Stored data:
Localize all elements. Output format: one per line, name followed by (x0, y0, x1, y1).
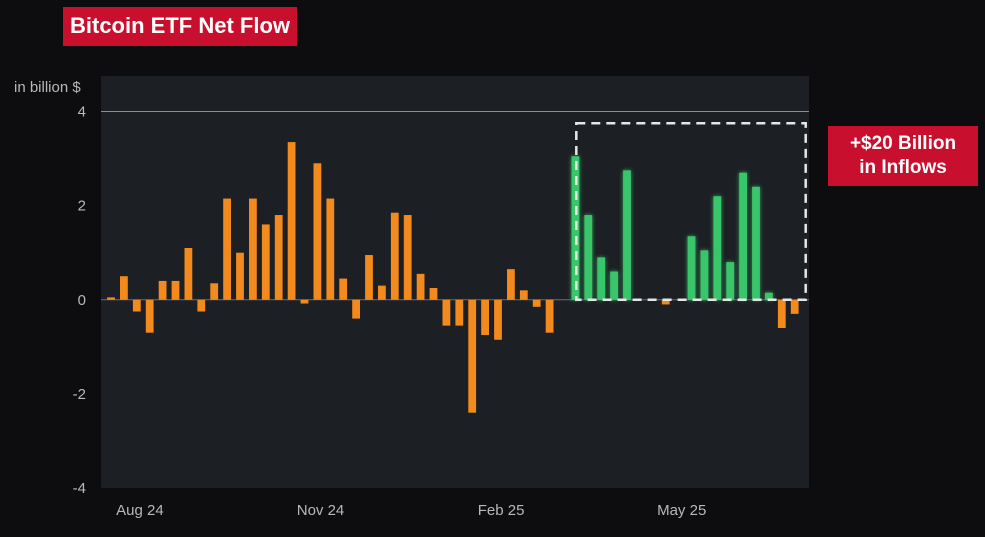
highlight-box (575, 122, 807, 301)
bar (236, 252, 244, 300)
bar (158, 280, 167, 300)
bar (132, 299, 141, 312)
bar (390, 212, 399, 300)
bar (726, 262, 735, 300)
bar (687, 236, 696, 300)
bar (313, 163, 322, 300)
bar (326, 198, 335, 300)
bar (752, 186, 760, 300)
bar (416, 273, 425, 300)
x-tick-label: May 25 (657, 502, 706, 519)
bar (403, 215, 412, 300)
bar (700, 250, 709, 300)
bar (455, 299, 464, 326)
bar (765, 292, 773, 300)
bar (519, 290, 528, 300)
bar (494, 299, 502, 340)
bar (107, 297, 115, 300)
chart-title: Bitcoin ETF Net Flow (63, 7, 297, 46)
bar (623, 170, 631, 300)
bar (120, 276, 128, 300)
bar (597, 257, 606, 300)
bar (339, 278, 348, 300)
bar (274, 215, 283, 300)
bar (442, 299, 451, 326)
bar (713, 196, 722, 300)
bar (171, 280, 180, 300)
bar (507, 269, 515, 300)
bar (661, 299, 670, 305)
bar (468, 299, 477, 413)
x-tick-labels: Aug 24 Nov 24 Feb 25 May 25 (116, 502, 706, 519)
bar (223, 198, 231, 300)
bar (249, 198, 257, 300)
x-tick-label: Nov 24 (297, 502, 345, 519)
bar (532, 299, 541, 307)
y-tick-label: 0 (78, 292, 86, 309)
bar (584, 215, 593, 300)
bar (287, 142, 296, 300)
bar (210, 283, 219, 300)
bar (365, 255, 373, 300)
callout-line2: in Inflows (859, 157, 947, 178)
bar (429, 287, 438, 300)
bar (300, 299, 309, 304)
bar (481, 299, 489, 336)
bar (739, 172, 747, 300)
callout-line1: +$20 Billion (849, 133, 957, 154)
bar (378, 285, 386, 300)
inflows-callout: +$20 Billion in Inflows (828, 126, 978, 186)
bar (197, 299, 206, 312)
y-axis-label: in billion $ (14, 79, 81, 96)
y-tick-label: -4 (73, 480, 86, 497)
bar (610, 271, 618, 300)
bar (352, 299, 360, 319)
y-tick-label: -2 (73, 386, 86, 403)
x-tick-label: Feb 25 (478, 502, 525, 519)
y-tick-label: 4 (78, 104, 86, 121)
bar (261, 224, 270, 300)
y-tick-label: 2 (78, 198, 86, 215)
bar (145, 299, 154, 333)
bar (790, 299, 799, 314)
bar (777, 299, 786, 328)
y-tick-labels: 4 2 0 -2 -4 (73, 104, 86, 498)
bar (545, 299, 554, 333)
x-tick-label: Aug 24 (116, 502, 164, 519)
bar (184, 247, 193, 300)
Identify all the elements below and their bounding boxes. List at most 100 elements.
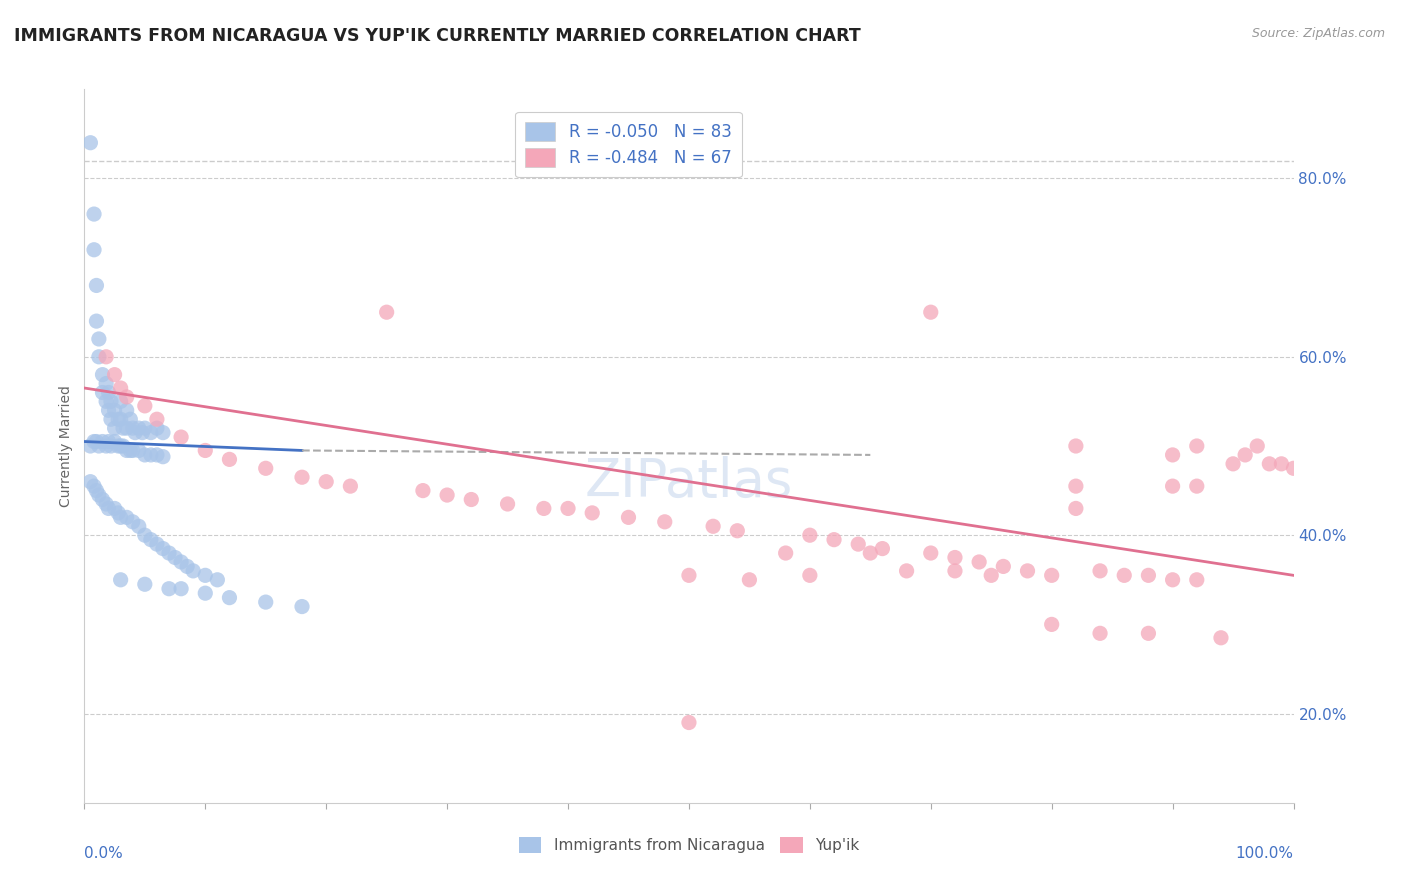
Point	[1040, 568, 1063, 582]
Point	[920, 305, 942, 319]
Point	[131, 425, 153, 440]
Point	[134, 448, 156, 462]
Point	[110, 381, 132, 395]
Point	[170, 555, 193, 569]
Point	[139, 448, 162, 462]
Point	[115, 443, 138, 458]
Point	[194, 443, 217, 458]
Point	[412, 483, 434, 498]
Point	[110, 573, 132, 587]
Point	[1137, 626, 1160, 640]
Point	[83, 243, 105, 257]
Point	[86, 314, 108, 328]
Point	[146, 412, 169, 426]
Point	[725, 524, 748, 538]
Point	[94, 497, 117, 511]
Point	[152, 450, 174, 464]
Point	[97, 434, 120, 449]
Point	[846, 537, 869, 551]
Point	[121, 515, 143, 529]
Point	[557, 501, 579, 516]
Point	[86, 278, 108, 293]
Point	[87, 332, 110, 346]
Point	[170, 582, 193, 596]
Point	[1161, 479, 1184, 493]
Point	[87, 439, 110, 453]
Legend: Immigrants from Nicaragua, Yup'ik: Immigrants from Nicaragua, Yup'ik	[512, 831, 866, 859]
Text: 0.0%: 0.0%	[84, 846, 124, 861]
Point	[218, 591, 240, 605]
Point	[533, 501, 555, 516]
Point	[1017, 564, 1039, 578]
Point	[1161, 573, 1184, 587]
Point	[94, 350, 117, 364]
Point	[194, 586, 217, 600]
Point	[291, 599, 314, 614]
Point	[79, 475, 101, 489]
Point	[823, 533, 845, 547]
Point	[115, 390, 138, 404]
Point	[91, 434, 114, 449]
Point	[121, 443, 143, 458]
Point	[176, 559, 198, 574]
Point	[115, 510, 138, 524]
Point	[87, 488, 110, 502]
Point	[110, 439, 132, 453]
Point	[134, 399, 156, 413]
Point	[315, 475, 337, 489]
Point	[1258, 457, 1281, 471]
Point	[91, 368, 114, 382]
Point	[460, 492, 482, 507]
Point	[1185, 573, 1208, 587]
Point	[218, 452, 240, 467]
Point	[94, 376, 117, 391]
Point	[872, 541, 894, 556]
Point	[678, 715, 700, 730]
Point	[799, 568, 821, 582]
Point	[112, 421, 135, 435]
Point	[134, 528, 156, 542]
Point	[124, 425, 146, 440]
Point	[86, 483, 108, 498]
Point	[165, 550, 187, 565]
Point	[134, 421, 156, 435]
Point	[291, 470, 314, 484]
Point	[375, 305, 398, 319]
Point	[1064, 501, 1087, 516]
Point	[94, 394, 117, 409]
Point	[254, 461, 277, 475]
Point	[97, 501, 120, 516]
Point	[128, 519, 150, 533]
Point	[1222, 457, 1244, 471]
Point	[83, 479, 105, 493]
Point	[139, 533, 162, 547]
Point	[112, 439, 135, 453]
Point	[1185, 479, 1208, 493]
Point	[967, 555, 990, 569]
Point	[581, 506, 603, 520]
Point	[97, 403, 120, 417]
Point	[943, 550, 966, 565]
Point	[100, 394, 122, 409]
Point	[146, 448, 169, 462]
Point	[678, 568, 700, 582]
Point	[139, 425, 162, 440]
Text: Source: ZipAtlas.com: Source: ZipAtlas.com	[1251, 27, 1385, 40]
Point	[993, 559, 1015, 574]
Point	[1088, 626, 1111, 640]
Point	[1270, 457, 1292, 471]
Point	[94, 439, 117, 453]
Text: IMMIGRANTS FROM NICARAGUA VS YUP'IK CURRENTLY MARRIED CORRELATION CHART: IMMIGRANTS FROM NICARAGUA VS YUP'IK CURR…	[14, 27, 860, 45]
Point	[107, 439, 129, 453]
Point	[436, 488, 458, 502]
Point	[194, 568, 217, 582]
Point	[157, 582, 180, 596]
Point	[79, 136, 101, 150]
Point	[896, 564, 918, 578]
Text: ZIPatlas: ZIPatlas	[585, 456, 793, 508]
Point	[207, 573, 229, 587]
Point	[1040, 617, 1063, 632]
Text: 100.0%: 100.0%	[1236, 846, 1294, 861]
Point	[104, 421, 127, 435]
Point	[1161, 448, 1184, 462]
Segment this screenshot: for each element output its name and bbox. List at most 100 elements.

## TASK INSTRUCTIONS
Rewrite the lines from the one containing "highlight-box (575, 122, 807, 301)" through the one containing "bar (429, 287, 438, 300)", changing every "bar" to "column" and leaving everything else untouched. Return only those lines.

## WORKED ANSWER
highlight-box (575, 122, 807, 301)
column (236, 252, 244, 300)
column (158, 280, 167, 300)
column (132, 299, 141, 312)
column (390, 212, 399, 300)
column (726, 262, 735, 300)
column (687, 236, 696, 300)
column (313, 163, 322, 300)
column (326, 198, 335, 300)
column (752, 186, 760, 300)
column (416, 273, 425, 300)
x-tick-label: May 25 (657, 502, 706, 519)
column (403, 215, 412, 300)
column (700, 250, 709, 300)
column (455, 299, 464, 326)
column (765, 292, 773, 300)
column (519, 290, 528, 300)
column (494, 299, 502, 340)
column (107, 297, 115, 300)
chart-title: Bitcoin ETF Net Flow (63, 7, 297, 46)
column (623, 170, 631, 300)
column (120, 276, 128, 300)
column (597, 257, 606, 300)
column (339, 278, 348, 300)
column (274, 215, 283, 300)
column (442, 299, 451, 326)
column (713, 196, 722, 300)
column (171, 280, 180, 300)
column (507, 269, 515, 300)
column (661, 299, 670, 305)
column (468, 299, 477, 413)
x-tick-labels: Aug 24 Nov 24 Feb 25 May 25 (116, 502, 706, 519)
column (223, 198, 231, 300)
column (249, 198, 257, 300)
x-tick-label: Nov 24 (297, 502, 345, 519)
column (532, 299, 541, 307)
y-tick-label: 0 (78, 292, 86, 309)
column (584, 215, 593, 300)
column (287, 142, 296, 300)
column (210, 283, 219, 300)
column (365, 255, 373, 300)
callout-line2: in Inflows (859, 157, 947, 178)
column (429, 287, 438, 300)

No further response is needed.